Items from a figure collection:

===============

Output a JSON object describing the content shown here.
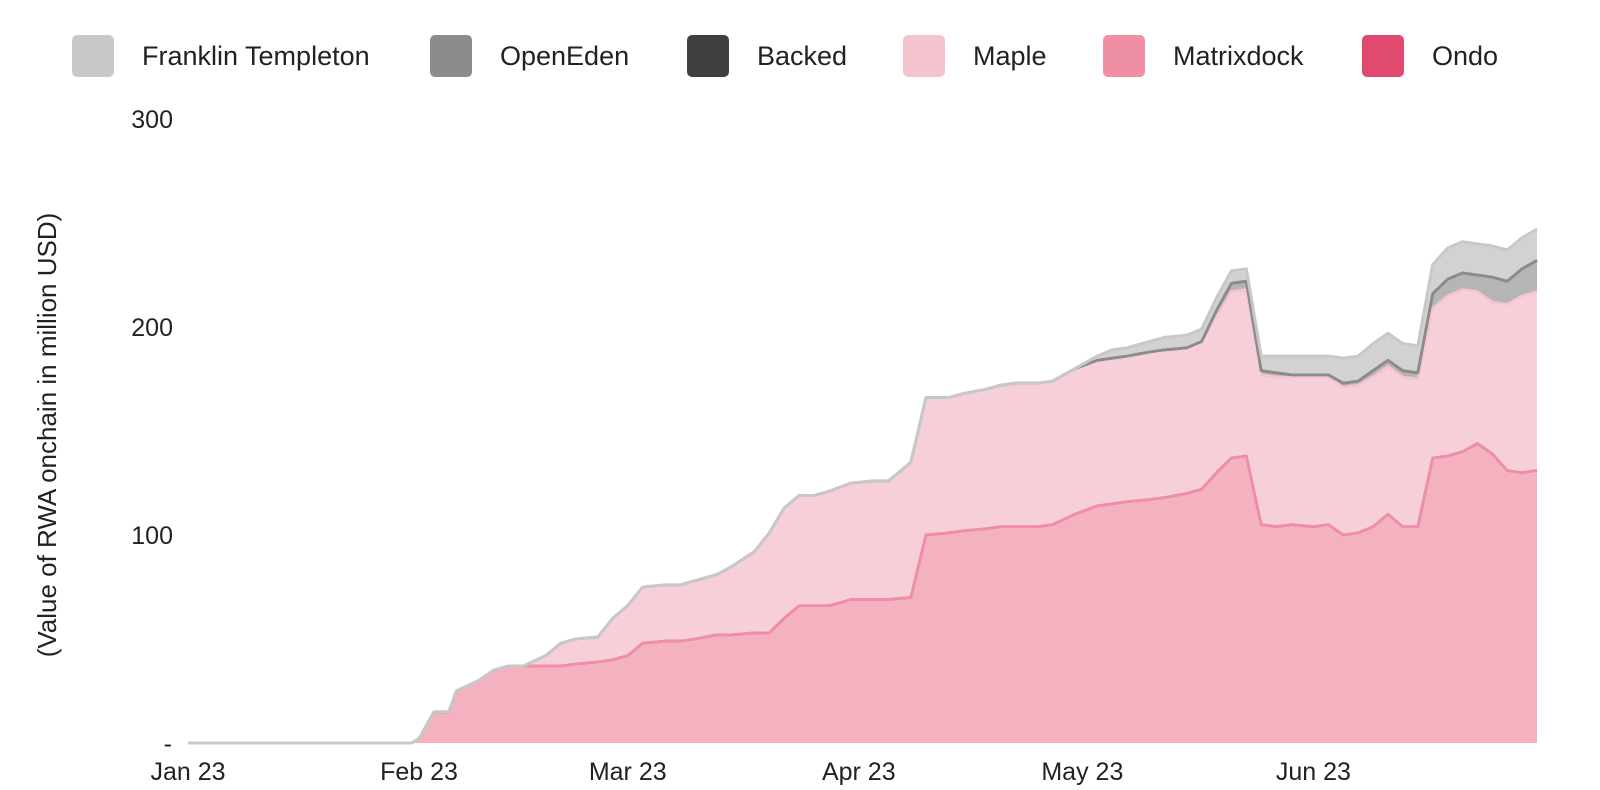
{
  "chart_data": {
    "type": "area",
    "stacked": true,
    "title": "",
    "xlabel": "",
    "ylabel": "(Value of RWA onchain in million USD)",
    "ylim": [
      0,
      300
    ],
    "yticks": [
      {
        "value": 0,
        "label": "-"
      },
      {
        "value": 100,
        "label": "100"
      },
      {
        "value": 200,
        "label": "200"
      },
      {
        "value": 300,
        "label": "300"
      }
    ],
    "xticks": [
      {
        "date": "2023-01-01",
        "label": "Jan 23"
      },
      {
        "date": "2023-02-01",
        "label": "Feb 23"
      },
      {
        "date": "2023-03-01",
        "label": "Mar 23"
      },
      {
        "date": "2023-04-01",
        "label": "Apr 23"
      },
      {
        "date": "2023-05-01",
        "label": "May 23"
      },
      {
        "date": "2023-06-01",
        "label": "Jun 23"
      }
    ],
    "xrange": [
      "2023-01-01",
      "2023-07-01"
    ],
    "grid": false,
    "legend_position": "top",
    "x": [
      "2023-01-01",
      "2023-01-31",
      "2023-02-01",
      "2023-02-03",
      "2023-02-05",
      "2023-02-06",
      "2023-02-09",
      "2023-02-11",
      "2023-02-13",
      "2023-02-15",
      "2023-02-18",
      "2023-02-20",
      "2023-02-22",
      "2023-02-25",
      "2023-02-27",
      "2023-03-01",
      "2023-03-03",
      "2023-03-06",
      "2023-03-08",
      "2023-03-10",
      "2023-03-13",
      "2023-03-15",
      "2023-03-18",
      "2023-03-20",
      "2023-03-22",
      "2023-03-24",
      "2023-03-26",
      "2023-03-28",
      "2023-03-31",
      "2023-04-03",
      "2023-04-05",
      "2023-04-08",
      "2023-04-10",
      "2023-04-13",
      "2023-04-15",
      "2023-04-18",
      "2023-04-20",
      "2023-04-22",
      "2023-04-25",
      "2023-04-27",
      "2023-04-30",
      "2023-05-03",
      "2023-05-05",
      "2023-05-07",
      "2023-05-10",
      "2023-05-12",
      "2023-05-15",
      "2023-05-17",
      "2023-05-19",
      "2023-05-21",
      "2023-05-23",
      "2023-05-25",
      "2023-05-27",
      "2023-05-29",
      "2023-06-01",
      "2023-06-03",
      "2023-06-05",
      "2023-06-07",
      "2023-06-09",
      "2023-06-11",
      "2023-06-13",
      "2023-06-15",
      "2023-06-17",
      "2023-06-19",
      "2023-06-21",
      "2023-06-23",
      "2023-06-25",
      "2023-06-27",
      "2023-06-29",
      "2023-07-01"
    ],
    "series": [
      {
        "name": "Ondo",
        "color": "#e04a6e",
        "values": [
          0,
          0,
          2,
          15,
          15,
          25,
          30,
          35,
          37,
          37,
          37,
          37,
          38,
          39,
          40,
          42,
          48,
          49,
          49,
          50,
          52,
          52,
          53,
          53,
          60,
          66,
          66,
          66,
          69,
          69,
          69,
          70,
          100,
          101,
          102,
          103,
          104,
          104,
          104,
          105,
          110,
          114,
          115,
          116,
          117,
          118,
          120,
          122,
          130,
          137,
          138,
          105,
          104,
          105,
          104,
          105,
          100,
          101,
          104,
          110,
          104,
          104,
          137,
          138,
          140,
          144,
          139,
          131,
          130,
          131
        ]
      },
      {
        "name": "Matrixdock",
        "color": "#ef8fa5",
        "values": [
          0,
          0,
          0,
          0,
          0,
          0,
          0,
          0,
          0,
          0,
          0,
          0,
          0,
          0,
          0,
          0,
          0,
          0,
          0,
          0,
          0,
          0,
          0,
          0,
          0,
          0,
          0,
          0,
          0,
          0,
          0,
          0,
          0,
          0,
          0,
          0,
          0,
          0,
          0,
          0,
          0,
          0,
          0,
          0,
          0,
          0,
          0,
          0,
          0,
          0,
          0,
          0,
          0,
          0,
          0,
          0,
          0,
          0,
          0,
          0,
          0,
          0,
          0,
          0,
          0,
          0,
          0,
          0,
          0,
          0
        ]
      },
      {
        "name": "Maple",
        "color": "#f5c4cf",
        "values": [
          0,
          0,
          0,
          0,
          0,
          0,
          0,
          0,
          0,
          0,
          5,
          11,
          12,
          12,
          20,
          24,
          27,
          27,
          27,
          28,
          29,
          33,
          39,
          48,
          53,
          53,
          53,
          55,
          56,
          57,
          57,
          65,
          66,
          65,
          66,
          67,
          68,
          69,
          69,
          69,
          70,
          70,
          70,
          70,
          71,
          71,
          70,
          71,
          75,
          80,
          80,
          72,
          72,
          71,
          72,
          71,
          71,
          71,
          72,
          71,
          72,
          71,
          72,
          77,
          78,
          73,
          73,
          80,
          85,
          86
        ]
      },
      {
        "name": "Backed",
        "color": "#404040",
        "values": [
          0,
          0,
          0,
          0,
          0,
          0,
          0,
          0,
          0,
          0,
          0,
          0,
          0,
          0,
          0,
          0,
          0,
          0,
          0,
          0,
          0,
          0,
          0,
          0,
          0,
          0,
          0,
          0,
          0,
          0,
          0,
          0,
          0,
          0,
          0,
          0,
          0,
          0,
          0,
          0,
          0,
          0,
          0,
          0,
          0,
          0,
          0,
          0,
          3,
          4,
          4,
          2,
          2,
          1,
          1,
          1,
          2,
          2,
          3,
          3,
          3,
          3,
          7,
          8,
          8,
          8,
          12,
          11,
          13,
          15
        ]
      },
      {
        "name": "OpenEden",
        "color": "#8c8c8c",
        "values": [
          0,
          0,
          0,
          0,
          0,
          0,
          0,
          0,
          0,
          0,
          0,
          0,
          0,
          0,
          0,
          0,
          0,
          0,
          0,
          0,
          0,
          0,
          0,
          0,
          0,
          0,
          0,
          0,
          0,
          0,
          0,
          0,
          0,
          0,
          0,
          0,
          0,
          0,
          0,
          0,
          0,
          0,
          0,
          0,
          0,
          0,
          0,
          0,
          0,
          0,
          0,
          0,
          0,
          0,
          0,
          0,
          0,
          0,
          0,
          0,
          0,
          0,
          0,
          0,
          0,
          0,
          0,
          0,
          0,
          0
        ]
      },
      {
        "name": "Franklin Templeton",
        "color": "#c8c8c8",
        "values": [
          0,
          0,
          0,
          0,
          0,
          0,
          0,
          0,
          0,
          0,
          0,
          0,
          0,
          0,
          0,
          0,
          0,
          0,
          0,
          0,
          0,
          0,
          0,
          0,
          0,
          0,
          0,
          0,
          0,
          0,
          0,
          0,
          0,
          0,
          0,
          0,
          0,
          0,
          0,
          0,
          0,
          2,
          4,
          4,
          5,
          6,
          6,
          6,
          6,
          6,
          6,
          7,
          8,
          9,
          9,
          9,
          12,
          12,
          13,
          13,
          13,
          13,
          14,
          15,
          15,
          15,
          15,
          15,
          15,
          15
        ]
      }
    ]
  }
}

===============

## Challenge:
Make an exact copy of the data above, pictures excluded.

## Answer below:
Output a JSON object describing the content shown here.
{
  "chart_data": {
    "type": "area",
    "stacked": true,
    "title": "",
    "xlabel": "",
    "ylabel": "(Value of RWA onchain in million USD)",
    "ylim": [
      0,
      300
    ],
    "yticks": [
      {
        "value": 0,
        "label": "-"
      },
      {
        "value": 100,
        "label": "100"
      },
      {
        "value": 200,
        "label": "200"
      },
      {
        "value": 300,
        "label": "300"
      }
    ],
    "xticks": [
      {
        "date": "2023-01-01",
        "label": "Jan 23"
      },
      {
        "date": "2023-02-01",
        "label": "Feb 23"
      },
      {
        "date": "2023-03-01",
        "label": "Mar 23"
      },
      {
        "date": "2023-04-01",
        "label": "Apr 23"
      },
      {
        "date": "2023-05-01",
        "label": "May 23"
      },
      {
        "date": "2023-06-01",
        "label": "Jun 23"
      }
    ],
    "xrange": [
      "2023-01-01",
      "2023-07-01"
    ],
    "grid": false,
    "legend_position": "top",
    "x": [
      "2023-01-01",
      "2023-01-31",
      "2023-02-01",
      "2023-02-03",
      "2023-02-05",
      "2023-02-06",
      "2023-02-09",
      "2023-02-11",
      "2023-02-13",
      "2023-02-15",
      "2023-02-18",
      "2023-02-20",
      "2023-02-22",
      "2023-02-25",
      "2023-02-27",
      "2023-03-01",
      "2023-03-03",
      "2023-03-06",
      "2023-03-08",
      "2023-03-10",
      "2023-03-13",
      "2023-03-15",
      "2023-03-18",
      "2023-03-20",
      "2023-03-22",
      "2023-03-24",
      "2023-03-26",
      "2023-03-28",
      "2023-03-31",
      "2023-04-03",
      "2023-04-05",
      "2023-04-08",
      "2023-04-10",
      "2023-04-13",
      "2023-04-15",
      "2023-04-18",
      "2023-04-20",
      "2023-04-22",
      "2023-04-25",
      "2023-04-27",
      "2023-04-30",
      "2023-05-03",
      "2023-05-05",
      "2023-05-07",
      "2023-05-10",
      "2023-05-12",
      "2023-05-15",
      "2023-05-17",
      "2023-05-19",
      "2023-05-21",
      "2023-05-23",
      "2023-05-25",
      "2023-05-27",
      "2023-05-29",
      "2023-06-01",
      "2023-06-03",
      "2023-06-05",
      "2023-06-07",
      "2023-06-09",
      "2023-06-11",
      "2023-06-13",
      "2023-06-15",
      "2023-06-17",
      "2023-06-19",
      "2023-06-21",
      "2023-06-23",
      "2023-06-25",
      "2023-06-27",
      "2023-06-29",
      "2023-07-01"
    ],
    "series": [
      {
        "name": "Ondo",
        "color": "#e04a6e",
        "values": [
          0,
          0,
          2,
          15,
          15,
          25,
          30,
          35,
          37,
          37,
          37,
          37,
          38,
          39,
          40,
          42,
          48,
          49,
          49,
          50,
          52,
          52,
          53,
          53,
          60,
          66,
          66,
          66,
          69,
          69,
          69,
          70,
          100,
          101,
          102,
          103,
          104,
          104,
          104,
          105,
          110,
          114,
          115,
          116,
          117,
          118,
          120,
          122,
          130,
          137,
          138,
          105,
          104,
          105,
          104,
          105,
          100,
          101,
          104,
          110,
          104,
          104,
          137,
          138,
          140,
          144,
          139,
          131,
          130,
          131
        ]
      },
      {
        "name": "Matrixdock",
        "color": "#ef8fa5",
        "values": [
          0,
          0,
          0,
          0,
          0,
          0,
          0,
          0,
          0,
          0,
          0,
          0,
          0,
          0,
          0,
          0,
          0,
          0,
          0,
          0,
          0,
          0,
          0,
          0,
          0,
          0,
          0,
          0,
          0,
          0,
          0,
          0,
          0,
          0,
          0,
          0,
          0,
          0,
          0,
          0,
          0,
          0,
          0,
          0,
          0,
          0,
          0,
          0,
          0,
          0,
          0,
          0,
          0,
          0,
          0,
          0,
          0,
          0,
          0,
          0,
          0,
          0,
          0,
          0,
          0,
          0,
          0,
          0,
          0,
          0
        ]
      },
      {
        "name": "Maple",
        "color": "#f5c4cf",
        "values": [
          0,
          0,
          0,
          0,
          0,
          0,
          0,
          0,
          0,
          0,
          5,
          11,
          12,
          12,
          20,
          24,
          27,
          27,
          27,
          28,
          29,
          33,
          39,
          48,
          53,
          53,
          53,
          55,
          56,
          57,
          57,
          65,
          66,
          65,
          66,
          67,
          68,
          69,
          69,
          69,
          70,
          70,
          70,
          70,
          71,
          71,
          70,
          71,
          75,
          80,
          80,
          72,
          72,
          71,
          72,
          71,
          71,
          71,
          72,
          71,
          72,
          71,
          72,
          77,
          78,
          73,
          73,
          80,
          85,
          86
        ]
      },
      {
        "name": "Backed",
        "color": "#404040",
        "values": [
          0,
          0,
          0,
          0,
          0,
          0,
          0,
          0,
          0,
          0,
          0,
          0,
          0,
          0,
          0,
          0,
          0,
          0,
          0,
          0,
          0,
          0,
          0,
          0,
          0,
          0,
          0,
          0,
          0,
          0,
          0,
          0,
          0,
          0,
          0,
          0,
          0,
          0,
          0,
          0,
          0,
          0,
          0,
          0,
          0,
          0,
          0,
          0,
          3,
          4,
          4,
          2,
          2,
          1,
          1,
          1,
          2,
          2,
          3,
          3,
          3,
          3,
          7,
          8,
          8,
          8,
          12,
          11,
          13,
          15
        ]
      },
      {
        "name": "OpenEden",
        "color": "#8c8c8c",
        "values": [
          0,
          0,
          0,
          0,
          0,
          0,
          0,
          0,
          0,
          0,
          0,
          0,
          0,
          0,
          0,
          0,
          0,
          0,
          0,
          0,
          0,
          0,
          0,
          0,
          0,
          0,
          0,
          0,
          0,
          0,
          0,
          0,
          0,
          0,
          0,
          0,
          0,
          0,
          0,
          0,
          0,
          0,
          0,
          0,
          0,
          0,
          0,
          0,
          0,
          0,
          0,
          0,
          0,
          0,
          0,
          0,
          0,
          0,
          0,
          0,
          0,
          0,
          0,
          0,
          0,
          0,
          0,
          0,
          0,
          0
        ]
      },
      {
        "name": "Franklin Templeton",
        "color": "#c8c8c8",
        "values": [
          0,
          0,
          0,
          0,
          0,
          0,
          0,
          0,
          0,
          0,
          0,
          0,
          0,
          0,
          0,
          0,
          0,
          0,
          0,
          0,
          0,
          0,
          0,
          0,
          0,
          0,
          0,
          0,
          0,
          0,
          0,
          0,
          0,
          0,
          0,
          0,
          0,
          0,
          0,
          0,
          0,
          2,
          4,
          4,
          5,
          6,
          6,
          6,
          6,
          6,
          6,
          7,
          8,
          9,
          9,
          9,
          12,
          12,
          13,
          13,
          13,
          13,
          14,
          15,
          15,
          15,
          15,
          15,
          15,
          15
        ]
      }
    ]
  }
}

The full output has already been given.